* Work to do
Pull out every line with the word "Ficha".

* Material supplied
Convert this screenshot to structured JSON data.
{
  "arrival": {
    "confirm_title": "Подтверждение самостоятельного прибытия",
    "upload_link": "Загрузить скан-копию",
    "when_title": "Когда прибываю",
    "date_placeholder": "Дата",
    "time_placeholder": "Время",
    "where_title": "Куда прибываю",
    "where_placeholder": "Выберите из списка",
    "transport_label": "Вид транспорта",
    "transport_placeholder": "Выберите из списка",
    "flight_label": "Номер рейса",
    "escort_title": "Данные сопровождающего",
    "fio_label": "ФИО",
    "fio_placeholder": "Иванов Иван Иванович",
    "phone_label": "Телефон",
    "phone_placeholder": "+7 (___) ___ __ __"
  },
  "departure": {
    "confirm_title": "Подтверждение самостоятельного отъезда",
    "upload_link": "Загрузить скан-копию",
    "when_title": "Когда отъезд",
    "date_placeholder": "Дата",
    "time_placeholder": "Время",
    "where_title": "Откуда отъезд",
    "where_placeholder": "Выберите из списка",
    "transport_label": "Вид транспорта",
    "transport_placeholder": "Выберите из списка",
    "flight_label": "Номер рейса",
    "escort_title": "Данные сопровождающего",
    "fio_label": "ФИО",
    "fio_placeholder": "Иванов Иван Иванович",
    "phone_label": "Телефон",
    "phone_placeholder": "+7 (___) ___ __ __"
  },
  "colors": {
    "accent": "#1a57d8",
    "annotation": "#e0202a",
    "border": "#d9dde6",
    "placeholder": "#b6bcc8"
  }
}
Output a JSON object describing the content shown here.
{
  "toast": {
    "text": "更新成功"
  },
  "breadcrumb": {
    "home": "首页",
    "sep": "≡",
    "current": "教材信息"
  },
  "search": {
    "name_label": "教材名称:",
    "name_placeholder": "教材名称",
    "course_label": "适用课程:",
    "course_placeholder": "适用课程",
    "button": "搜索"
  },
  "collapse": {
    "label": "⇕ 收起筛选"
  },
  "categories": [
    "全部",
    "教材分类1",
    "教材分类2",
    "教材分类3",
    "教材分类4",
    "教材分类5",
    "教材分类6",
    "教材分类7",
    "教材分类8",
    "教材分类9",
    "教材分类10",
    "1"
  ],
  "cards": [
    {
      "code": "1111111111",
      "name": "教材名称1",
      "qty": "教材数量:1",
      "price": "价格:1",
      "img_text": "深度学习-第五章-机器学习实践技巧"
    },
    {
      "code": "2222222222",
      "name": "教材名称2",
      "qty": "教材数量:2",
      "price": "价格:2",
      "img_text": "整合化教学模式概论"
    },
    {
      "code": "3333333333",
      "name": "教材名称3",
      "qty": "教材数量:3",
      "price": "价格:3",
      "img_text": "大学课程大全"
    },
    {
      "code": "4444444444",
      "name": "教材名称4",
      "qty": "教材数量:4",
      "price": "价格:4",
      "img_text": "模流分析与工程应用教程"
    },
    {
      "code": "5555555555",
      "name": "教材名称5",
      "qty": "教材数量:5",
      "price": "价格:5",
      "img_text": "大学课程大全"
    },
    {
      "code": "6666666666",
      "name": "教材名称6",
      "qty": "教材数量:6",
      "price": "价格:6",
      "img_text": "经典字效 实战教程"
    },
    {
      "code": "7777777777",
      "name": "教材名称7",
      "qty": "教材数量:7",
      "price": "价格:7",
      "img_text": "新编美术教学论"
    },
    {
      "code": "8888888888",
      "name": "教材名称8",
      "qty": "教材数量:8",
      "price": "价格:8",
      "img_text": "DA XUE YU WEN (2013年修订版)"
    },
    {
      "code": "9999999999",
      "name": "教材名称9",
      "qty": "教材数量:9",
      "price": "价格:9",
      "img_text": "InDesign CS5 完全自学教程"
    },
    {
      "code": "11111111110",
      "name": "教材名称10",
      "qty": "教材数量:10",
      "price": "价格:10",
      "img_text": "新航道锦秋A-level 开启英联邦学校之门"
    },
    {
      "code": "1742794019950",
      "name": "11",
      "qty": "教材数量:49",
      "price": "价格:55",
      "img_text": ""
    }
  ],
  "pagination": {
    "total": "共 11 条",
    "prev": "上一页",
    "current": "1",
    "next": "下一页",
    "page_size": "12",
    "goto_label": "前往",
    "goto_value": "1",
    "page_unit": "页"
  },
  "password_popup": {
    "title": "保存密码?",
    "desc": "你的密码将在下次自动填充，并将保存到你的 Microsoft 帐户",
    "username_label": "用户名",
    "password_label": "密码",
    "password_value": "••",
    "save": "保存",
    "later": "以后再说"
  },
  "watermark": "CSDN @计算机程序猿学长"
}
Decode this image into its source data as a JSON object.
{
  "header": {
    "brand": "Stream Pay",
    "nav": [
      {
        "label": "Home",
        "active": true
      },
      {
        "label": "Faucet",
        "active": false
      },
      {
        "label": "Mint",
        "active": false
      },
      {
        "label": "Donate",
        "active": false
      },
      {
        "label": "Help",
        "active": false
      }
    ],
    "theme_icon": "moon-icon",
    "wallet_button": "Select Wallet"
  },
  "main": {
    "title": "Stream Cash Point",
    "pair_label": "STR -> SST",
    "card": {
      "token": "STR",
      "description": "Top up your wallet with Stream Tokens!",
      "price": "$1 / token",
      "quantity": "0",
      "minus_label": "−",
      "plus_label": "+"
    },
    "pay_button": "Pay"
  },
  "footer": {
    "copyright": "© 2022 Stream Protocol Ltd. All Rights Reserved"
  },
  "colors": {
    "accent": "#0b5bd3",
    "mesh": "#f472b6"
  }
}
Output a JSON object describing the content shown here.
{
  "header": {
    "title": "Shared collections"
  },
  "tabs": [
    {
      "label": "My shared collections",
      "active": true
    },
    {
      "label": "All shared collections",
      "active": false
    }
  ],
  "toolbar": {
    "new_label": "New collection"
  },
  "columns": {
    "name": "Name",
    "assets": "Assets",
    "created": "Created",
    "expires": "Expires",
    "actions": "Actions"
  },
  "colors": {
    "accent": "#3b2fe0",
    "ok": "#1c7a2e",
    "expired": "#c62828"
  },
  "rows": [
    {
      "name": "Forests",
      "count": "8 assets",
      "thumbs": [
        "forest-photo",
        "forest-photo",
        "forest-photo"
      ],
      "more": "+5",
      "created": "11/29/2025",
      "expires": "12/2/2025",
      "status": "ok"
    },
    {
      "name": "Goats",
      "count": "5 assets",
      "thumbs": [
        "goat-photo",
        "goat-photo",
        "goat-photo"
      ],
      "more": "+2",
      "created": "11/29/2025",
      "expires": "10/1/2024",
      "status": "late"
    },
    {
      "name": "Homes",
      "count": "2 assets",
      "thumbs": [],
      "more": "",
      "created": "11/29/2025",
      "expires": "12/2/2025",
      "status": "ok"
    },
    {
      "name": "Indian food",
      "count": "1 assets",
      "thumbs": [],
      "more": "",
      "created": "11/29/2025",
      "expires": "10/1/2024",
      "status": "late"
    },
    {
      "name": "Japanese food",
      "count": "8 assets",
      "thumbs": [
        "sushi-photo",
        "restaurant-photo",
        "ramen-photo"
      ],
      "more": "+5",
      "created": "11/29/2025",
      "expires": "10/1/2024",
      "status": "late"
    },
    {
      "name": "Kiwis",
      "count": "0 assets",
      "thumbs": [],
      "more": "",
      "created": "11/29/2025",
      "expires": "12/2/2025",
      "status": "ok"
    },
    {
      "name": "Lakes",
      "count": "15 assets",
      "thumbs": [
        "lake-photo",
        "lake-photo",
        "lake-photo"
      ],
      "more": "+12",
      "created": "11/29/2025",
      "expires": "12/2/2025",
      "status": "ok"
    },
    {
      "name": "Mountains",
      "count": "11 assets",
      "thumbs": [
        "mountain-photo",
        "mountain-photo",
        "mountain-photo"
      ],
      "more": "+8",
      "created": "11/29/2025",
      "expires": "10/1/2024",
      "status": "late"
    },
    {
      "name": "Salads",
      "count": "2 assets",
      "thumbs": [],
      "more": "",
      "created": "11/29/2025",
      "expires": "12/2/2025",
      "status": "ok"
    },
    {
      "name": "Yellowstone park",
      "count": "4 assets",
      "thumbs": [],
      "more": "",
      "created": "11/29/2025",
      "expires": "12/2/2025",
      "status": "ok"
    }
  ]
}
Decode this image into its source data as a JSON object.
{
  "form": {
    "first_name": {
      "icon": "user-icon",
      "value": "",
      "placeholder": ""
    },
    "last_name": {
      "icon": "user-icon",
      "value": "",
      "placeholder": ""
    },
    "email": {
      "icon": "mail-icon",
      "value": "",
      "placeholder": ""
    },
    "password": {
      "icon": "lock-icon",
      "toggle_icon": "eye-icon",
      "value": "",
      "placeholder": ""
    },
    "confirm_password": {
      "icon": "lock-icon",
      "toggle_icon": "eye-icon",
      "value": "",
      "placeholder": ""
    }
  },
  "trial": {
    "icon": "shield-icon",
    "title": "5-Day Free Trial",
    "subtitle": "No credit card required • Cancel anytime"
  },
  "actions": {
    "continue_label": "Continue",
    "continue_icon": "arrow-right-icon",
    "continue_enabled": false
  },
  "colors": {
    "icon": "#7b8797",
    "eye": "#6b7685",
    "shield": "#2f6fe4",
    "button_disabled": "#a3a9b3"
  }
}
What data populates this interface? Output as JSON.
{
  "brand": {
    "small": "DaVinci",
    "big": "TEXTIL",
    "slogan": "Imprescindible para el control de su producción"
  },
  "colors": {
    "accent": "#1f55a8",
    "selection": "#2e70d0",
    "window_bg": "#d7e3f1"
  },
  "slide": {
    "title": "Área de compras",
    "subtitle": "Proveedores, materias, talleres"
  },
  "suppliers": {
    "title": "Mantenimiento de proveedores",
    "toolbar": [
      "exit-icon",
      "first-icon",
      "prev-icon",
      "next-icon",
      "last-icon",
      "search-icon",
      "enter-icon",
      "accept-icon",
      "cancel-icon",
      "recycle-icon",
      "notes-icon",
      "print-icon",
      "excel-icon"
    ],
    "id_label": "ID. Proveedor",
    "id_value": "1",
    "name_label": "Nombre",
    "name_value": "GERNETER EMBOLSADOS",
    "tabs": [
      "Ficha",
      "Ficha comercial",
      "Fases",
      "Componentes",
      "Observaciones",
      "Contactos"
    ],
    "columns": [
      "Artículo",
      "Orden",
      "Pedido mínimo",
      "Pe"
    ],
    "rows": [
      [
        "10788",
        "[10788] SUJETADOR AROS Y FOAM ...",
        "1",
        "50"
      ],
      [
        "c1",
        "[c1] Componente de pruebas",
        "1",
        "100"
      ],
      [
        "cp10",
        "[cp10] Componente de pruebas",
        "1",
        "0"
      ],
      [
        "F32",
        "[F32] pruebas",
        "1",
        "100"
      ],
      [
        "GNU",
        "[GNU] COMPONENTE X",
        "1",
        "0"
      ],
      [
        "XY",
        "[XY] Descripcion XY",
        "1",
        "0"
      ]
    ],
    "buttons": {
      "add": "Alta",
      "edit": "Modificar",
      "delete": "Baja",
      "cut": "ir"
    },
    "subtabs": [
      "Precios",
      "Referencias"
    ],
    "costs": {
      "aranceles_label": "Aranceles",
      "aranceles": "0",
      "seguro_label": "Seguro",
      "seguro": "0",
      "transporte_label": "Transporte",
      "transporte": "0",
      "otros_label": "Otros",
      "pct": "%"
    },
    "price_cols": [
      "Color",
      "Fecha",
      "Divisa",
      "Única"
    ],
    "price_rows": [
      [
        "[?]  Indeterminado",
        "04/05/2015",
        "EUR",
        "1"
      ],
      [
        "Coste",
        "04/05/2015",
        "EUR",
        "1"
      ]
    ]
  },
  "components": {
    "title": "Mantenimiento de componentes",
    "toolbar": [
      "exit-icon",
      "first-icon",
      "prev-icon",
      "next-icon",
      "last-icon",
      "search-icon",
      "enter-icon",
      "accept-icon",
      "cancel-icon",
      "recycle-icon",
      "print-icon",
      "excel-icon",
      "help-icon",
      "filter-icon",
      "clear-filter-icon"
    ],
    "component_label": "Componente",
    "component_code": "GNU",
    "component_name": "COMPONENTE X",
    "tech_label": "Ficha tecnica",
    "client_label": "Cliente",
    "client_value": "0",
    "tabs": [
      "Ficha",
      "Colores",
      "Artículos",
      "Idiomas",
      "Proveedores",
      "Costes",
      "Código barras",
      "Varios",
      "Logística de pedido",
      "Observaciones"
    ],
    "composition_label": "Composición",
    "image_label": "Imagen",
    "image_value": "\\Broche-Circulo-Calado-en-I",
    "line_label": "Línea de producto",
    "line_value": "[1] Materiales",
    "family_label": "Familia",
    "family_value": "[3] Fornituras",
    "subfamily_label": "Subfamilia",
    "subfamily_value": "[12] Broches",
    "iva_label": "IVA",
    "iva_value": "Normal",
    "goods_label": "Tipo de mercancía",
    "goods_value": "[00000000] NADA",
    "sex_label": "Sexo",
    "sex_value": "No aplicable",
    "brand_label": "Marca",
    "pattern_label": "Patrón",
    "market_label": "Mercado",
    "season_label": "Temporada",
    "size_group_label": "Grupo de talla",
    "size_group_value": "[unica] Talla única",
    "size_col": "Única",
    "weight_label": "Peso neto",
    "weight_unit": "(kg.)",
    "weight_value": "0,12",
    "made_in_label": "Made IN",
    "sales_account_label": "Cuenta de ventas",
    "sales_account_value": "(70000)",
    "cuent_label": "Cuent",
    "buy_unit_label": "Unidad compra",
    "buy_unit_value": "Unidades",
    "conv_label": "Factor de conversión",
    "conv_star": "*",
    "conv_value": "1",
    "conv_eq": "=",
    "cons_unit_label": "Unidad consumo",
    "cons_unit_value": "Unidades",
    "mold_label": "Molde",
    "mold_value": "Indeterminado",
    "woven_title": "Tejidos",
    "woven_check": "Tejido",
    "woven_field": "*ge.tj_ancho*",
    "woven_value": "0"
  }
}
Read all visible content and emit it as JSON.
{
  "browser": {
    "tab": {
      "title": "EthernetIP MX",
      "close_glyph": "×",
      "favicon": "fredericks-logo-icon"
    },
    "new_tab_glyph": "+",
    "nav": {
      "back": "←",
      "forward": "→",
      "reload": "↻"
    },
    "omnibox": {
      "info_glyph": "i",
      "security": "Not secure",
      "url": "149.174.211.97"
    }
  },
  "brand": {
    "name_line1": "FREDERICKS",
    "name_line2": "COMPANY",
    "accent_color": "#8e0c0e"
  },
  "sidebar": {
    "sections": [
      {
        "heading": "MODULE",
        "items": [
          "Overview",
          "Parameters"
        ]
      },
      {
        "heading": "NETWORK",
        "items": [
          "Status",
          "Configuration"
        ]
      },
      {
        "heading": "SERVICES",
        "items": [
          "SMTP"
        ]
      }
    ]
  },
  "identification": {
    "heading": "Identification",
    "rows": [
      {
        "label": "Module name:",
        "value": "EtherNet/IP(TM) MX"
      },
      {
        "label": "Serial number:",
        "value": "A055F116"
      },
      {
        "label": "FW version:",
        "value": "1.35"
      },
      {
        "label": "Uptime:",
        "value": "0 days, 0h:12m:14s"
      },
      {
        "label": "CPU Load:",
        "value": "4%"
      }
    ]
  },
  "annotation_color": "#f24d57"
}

* Reply
      "Ficha",
      "Ficha comercial",
    "tech_label": "Ficha tecnica",
      "Ficha",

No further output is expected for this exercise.